[Items from a figure collection]
________

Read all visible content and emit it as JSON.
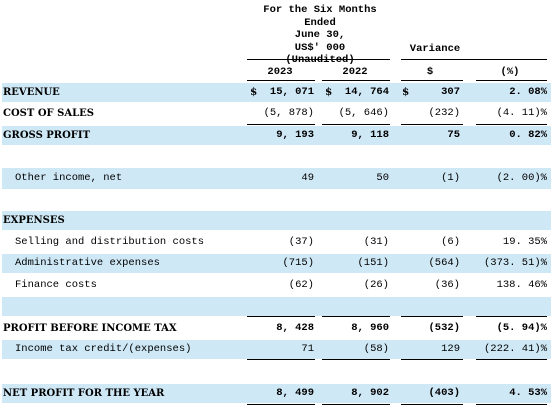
{
  "header": {
    "period_line1": "For the Six  Months Ended",
    "period_line2": "June  30,",
    "currency": "US$' 000",
    "audit_status": "(Unaudited)",
    "variance_label": "Variance",
    "col_2023": "2023",
    "col_2022": "2022",
    "col_var_amt": "$",
    "col_var_pct": "(%)"
  },
  "rows": [
    {
      "label": "REVENUE",
      "y2023": "15, 071",
      "y2022": "14, 764",
      "var": "307",
      "pct": "2. 08%",
      "dollar": "$"
    },
    {
      "label": "COST OF SALES",
      "y2023": "(5, 878)",
      "y2022": "(5, 646)",
      "var": "(232)",
      "pct": "(4. 11)%"
    },
    {
      "label": "GROSS PROFIT",
      "y2023": "9, 193",
      "y2022": "9, 118",
      "var": "75",
      "pct": "0. 82%"
    },
    {
      "label": "Other income,  net",
      "y2023": "49",
      "y2022": "50",
      "var": "(1)",
      "pct": "(2. 00)%"
    },
    {
      "label": "EXPENSES"
    },
    {
      "label": "Selling and distribution costs",
      "y2023": "(37)",
      "y2022": "(31)",
      "var": "(6)",
      "pct": "19. 35%"
    },
    {
      "label": "Administrative expenses",
      "y2023": "(715)",
      "y2022": "(151)",
      "var": "(564)",
      "pct": "(373. 51)%"
    },
    {
      "label": "Finance costs",
      "y2023": "(62)",
      "y2022": "(26)",
      "var": "(36)",
      "pct": "138. 46%"
    },
    {
      "label": "PROFIT BEFORE INCOME TAX",
      "y2023": "8, 428",
      "y2022": "8, 960",
      "var": "(532)",
      "pct": "(5. 94)%"
    },
    {
      "label": "Income tax credit/(expenses)",
      "y2023": "71",
      "y2022": "(58)",
      "var": "129",
      "pct": "(222. 41)%"
    },
    {
      "label": "NET PROFIT FOR THE YEAR",
      "y2023": "8, 499",
      "y2022": "8, 902",
      "var": "(403)",
      "pct": "4. 53%"
    }
  ],
  "colors": {
    "shade": "#cfe8f6"
  }
}
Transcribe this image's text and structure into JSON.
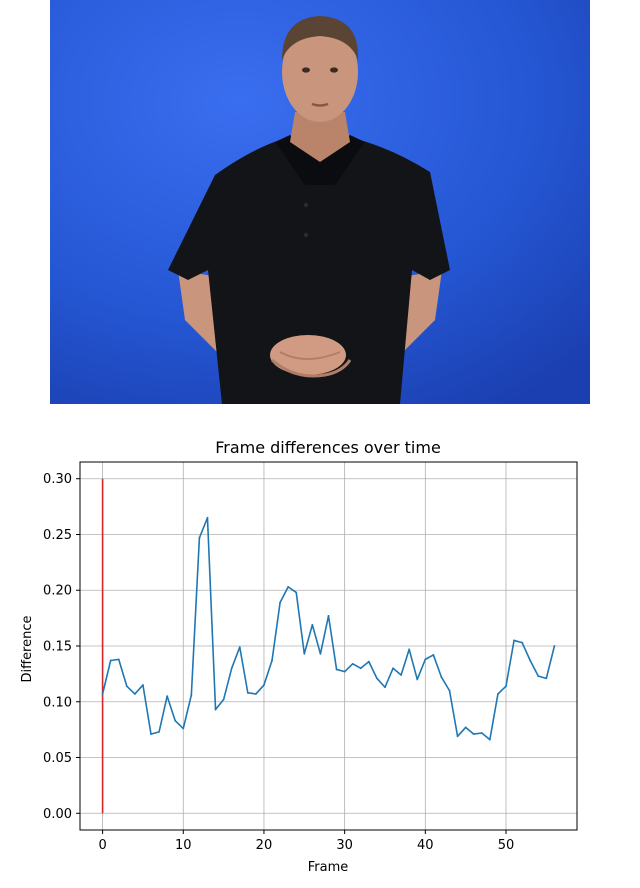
{
  "frame_image": {
    "subject": "video frame of a man in a black polo shirt standing with hands clasped in front of a blue backdrop",
    "colors": {
      "background": "#2356cf",
      "shirt": "#121418",
      "skin": "#c9957c",
      "hair": "#5a4433"
    }
  },
  "chart_data": {
    "type": "line",
    "title": "Frame differences over time",
    "xlabel": "Frame",
    "ylabel": "Difference",
    "xlim": [
      -2.8,
      58.8
    ],
    "ylim": [
      -0.015,
      0.315
    ],
    "xticks": [
      0,
      10,
      20,
      30,
      40,
      50
    ],
    "yticks": [
      0.0,
      0.05,
      0.1,
      0.15,
      0.2,
      0.25,
      0.3
    ],
    "ytick_labels": [
      "0.00",
      "0.05",
      "0.10",
      "0.15",
      "0.20",
      "0.25",
      "0.30"
    ],
    "grid": true,
    "series": [
      {
        "color": "#1f77b4",
        "x": [
          0,
          1,
          2,
          3,
          4,
          5,
          6,
          7,
          8,
          9,
          10,
          11,
          12,
          13,
          14,
          15,
          16,
          17,
          18,
          19,
          20,
          21,
          22,
          23,
          24,
          25,
          26,
          27,
          28,
          29,
          30,
          31,
          32,
          33,
          34,
          35,
          36,
          37,
          38,
          39,
          40,
          41,
          42,
          43,
          44,
          45,
          46,
          47,
          48,
          49,
          50,
          51,
          52,
          53,
          54,
          55,
          56
        ],
        "values": [
          0.107,
          0.137,
          0.138,
          0.114,
          0.107,
          0.115,
          0.071,
          0.073,
          0.105,
          0.083,
          0.076,
          0.106,
          0.247,
          0.265,
          0.093,
          0.102,
          0.13,
          0.149,
          0.108,
          0.107,
          0.115,
          0.137,
          0.189,
          0.203,
          0.198,
          0.143,
          0.169,
          0.143,
          0.177,
          0.129,
          0.127,
          0.134,
          0.13,
          0.136,
          0.121,
          0.113,
          0.13,
          0.124,
          0.147,
          0.12,
          0.138,
          0.142,
          0.122,
          0.11,
          0.069,
          0.077,
          0.071,
          0.072,
          0.066,
          0.107,
          0.114,
          0.155,
          0.153,
          0.137,
          0.123,
          0.121,
          0.15
        ]
      }
    ],
    "marker_line": {
      "color": "#d62728",
      "x": 0,
      "y_from": 0.0,
      "y_to": 0.3
    }
  }
}
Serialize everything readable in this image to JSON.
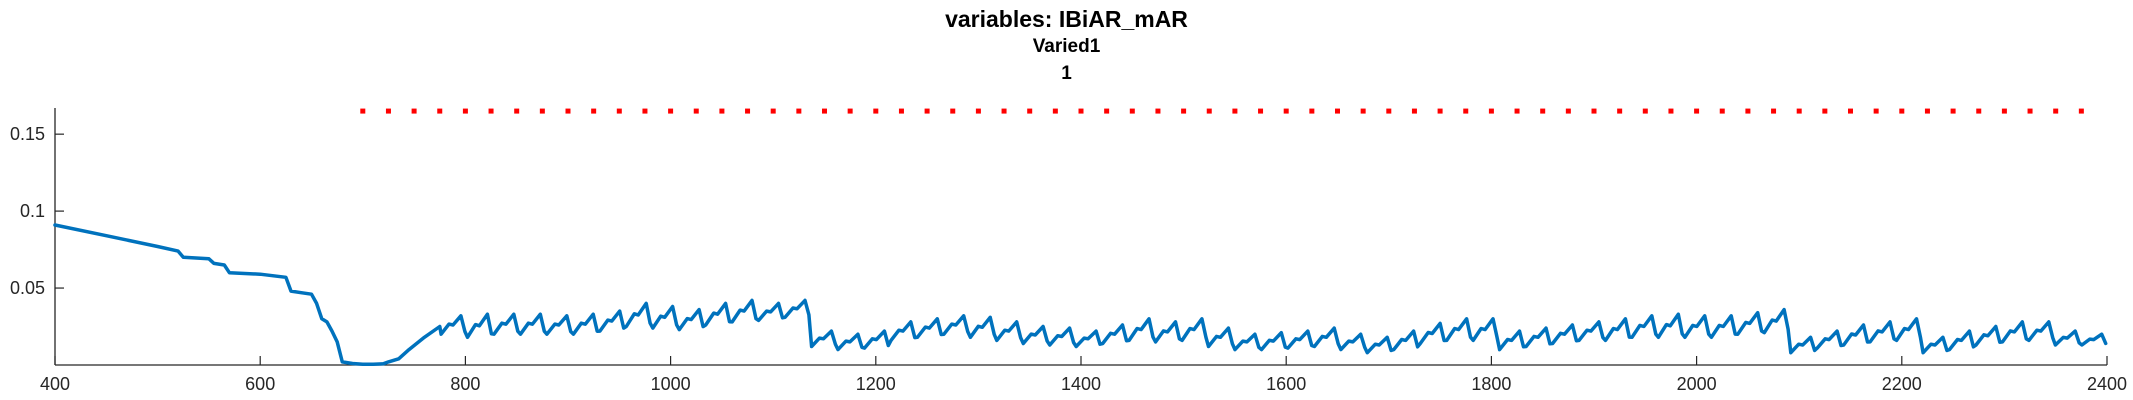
{
  "figure": {
    "title_lines": [
      "variables: IBiAR_mAR",
      "Varied1",
      "1"
    ]
  },
  "chart_data": {
    "type": "line",
    "title": "variables: IBiAR_mAR",
    "subtitle": [
      "Varied1",
      "1"
    ],
    "xlabel": "",
    "ylabel": "",
    "xlim": [
      400,
      2400
    ],
    "ylim": [
      0,
      0.167
    ],
    "grid": false,
    "x_ticks": [
      400,
      600,
      800,
      1000,
      1200,
      1400,
      1600,
      1800,
      2000,
      2200,
      2400
    ],
    "x_tick_labels": [
      "400",
      "600",
      "800",
      "1000",
      "1200",
      "1400",
      "1600",
      "1800",
      "2000",
      "2200",
      "2400"
    ],
    "y_ticks": [
      0.05,
      0.1,
      0.15
    ],
    "y_tick_labels": [
      "0.05",
      "0.1",
      "0.15"
    ],
    "colors": {
      "series": "#0072BD",
      "markers": "#FF0000",
      "axes": "#262626"
    },
    "series": [
      {
        "style": "line",
        "x": [
          400,
          450,
          500,
          520,
          525,
          550,
          555,
          565,
          570,
          600,
          625,
          630,
          640,
          650,
          655,
          660,
          665,
          670,
          675,
          680,
          690,
          700,
          710,
          720,
          725,
          735,
          745,
          760,
          775
        ],
        "y": [
          0.091,
          0.084,
          0.077,
          0.074,
          0.07,
          0.069,
          0.066,
          0.065,
          0.06,
          0.059,
          0.057,
          0.048,
          0.047,
          0.046,
          0.04,
          0.03,
          0.028,
          0.022,
          0.015,
          0.002,
          0.001,
          0.0005,
          0.0005,
          0.0008,
          0.002,
          0.004,
          0.01,
          0.018,
          0.025
        ]
      },
      {
        "style": "dotted",
        "x_start": 700,
        "x_end": 2390,
        "y": 0.165
      }
    ],
    "oscillation": {
      "x_start": 775,
      "x_end": 2400,
      "approx_period": 30,
      "troughs": [
        0.02,
        0.018,
        0.02,
        0.02,
        0.02,
        0.02,
        0.022,
        0.025,
        0.024,
        0.023,
        0.026,
        0.028,
        0.029,
        0.031,
        0.012,
        0.01,
        0.011,
        0.016,
        0.018,
        0.02,
        0.018,
        0.016,
        0.014,
        0.013,
        0.012,
        0.014,
        0.016,
        0.015,
        0.016,
        0.012,
        0.01,
        0.01,
        0.011,
        0.012,
        0.01,
        0.008,
        0.01,
        0.014,
        0.016,
        0.016,
        0.01,
        0.012,
        0.014,
        0.016,
        0.016,
        0.018,
        0.018,
        0.018,
        0.018,
        0.02,
        0.021,
        0.008,
        0.011,
        0.013,
        0.015,
        0.016,
        0.008,
        0.01,
        0.013,
        0.015,
        0.016,
        0.013,
        0.013
      ],
      "peaks": [
        0.032,
        0.033,
        0.033,
        0.033,
        0.032,
        0.033,
        0.035,
        0.04,
        0.038,
        0.036,
        0.04,
        0.042,
        0.04,
        0.042,
        0.022,
        0.02,
        0.022,
        0.028,
        0.03,
        0.032,
        0.031,
        0.028,
        0.025,
        0.024,
        0.022,
        0.026,
        0.03,
        0.028,
        0.03,
        0.024,
        0.02,
        0.021,
        0.022,
        0.024,
        0.02,
        0.018,
        0.022,
        0.027,
        0.03,
        0.03,
        0.022,
        0.024,
        0.026,
        0.028,
        0.03,
        0.032,
        0.033,
        0.032,
        0.032,
        0.034,
        0.036,
        0.018,
        0.022,
        0.026,
        0.028,
        0.03,
        0.018,
        0.022,
        0.025,
        0.028,
        0.028,
        0.022,
        0.02
      ]
    }
  }
}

________

▶ [WRITTEN PROBLEM] Which lines hold the word "variables"? Copy all of them.

▶ [EXERCISE RESULT]
      "variables: IBiAR_mAR",
    "title": "variables: IBiAR_mAR",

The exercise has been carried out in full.